> TASK TO CARRY OUT:
Write each line exactly, from the line that holds "OCR this image." through the final line of the material, and no other line.

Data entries
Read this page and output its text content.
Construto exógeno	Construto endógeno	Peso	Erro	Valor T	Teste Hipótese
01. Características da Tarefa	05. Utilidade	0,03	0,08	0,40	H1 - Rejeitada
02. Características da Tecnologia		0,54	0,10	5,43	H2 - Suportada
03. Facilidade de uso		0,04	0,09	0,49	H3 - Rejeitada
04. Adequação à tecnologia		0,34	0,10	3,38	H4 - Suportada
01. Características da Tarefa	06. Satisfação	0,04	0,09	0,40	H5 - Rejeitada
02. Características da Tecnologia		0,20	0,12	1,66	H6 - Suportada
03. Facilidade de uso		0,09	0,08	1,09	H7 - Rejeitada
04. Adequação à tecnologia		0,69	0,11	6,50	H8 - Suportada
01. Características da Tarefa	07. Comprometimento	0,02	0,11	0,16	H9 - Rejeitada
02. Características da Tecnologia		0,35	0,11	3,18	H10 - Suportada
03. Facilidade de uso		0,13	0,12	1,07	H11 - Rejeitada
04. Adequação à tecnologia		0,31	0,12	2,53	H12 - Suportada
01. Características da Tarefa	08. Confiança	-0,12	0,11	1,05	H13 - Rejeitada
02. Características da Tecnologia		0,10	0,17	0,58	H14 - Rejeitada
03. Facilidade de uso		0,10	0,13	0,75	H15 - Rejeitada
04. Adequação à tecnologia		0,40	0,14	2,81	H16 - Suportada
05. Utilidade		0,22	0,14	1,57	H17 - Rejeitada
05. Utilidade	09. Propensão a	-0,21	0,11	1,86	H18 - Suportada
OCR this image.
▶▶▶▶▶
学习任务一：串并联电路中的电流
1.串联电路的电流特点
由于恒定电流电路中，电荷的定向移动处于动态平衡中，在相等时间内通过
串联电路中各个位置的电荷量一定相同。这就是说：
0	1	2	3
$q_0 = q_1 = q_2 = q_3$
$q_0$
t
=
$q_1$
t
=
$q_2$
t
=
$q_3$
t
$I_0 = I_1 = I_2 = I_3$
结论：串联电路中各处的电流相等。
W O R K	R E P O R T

> THE RESPONSE:
OCR this image.
▶▶▶▶▶
学习任务一：串并联电路中的电流
1.串联电路的电流特点
由于恒定电流电路中，电荷的定向移动处于动态平衡中，在相等时间内通过
串联电路中各个位置的电荷量一定相同。这就是说：
0	1	2	3
$q_0 = q_1 = q_2 = q_3$
$q_0$
t
=
$q_1$
t
=
$q_2$
t
=
$q_3$
t
$I_0 = I_1 = I_2 = I_3$
结论：串联电路中各处的电流相等。
W O R K	R E P O R T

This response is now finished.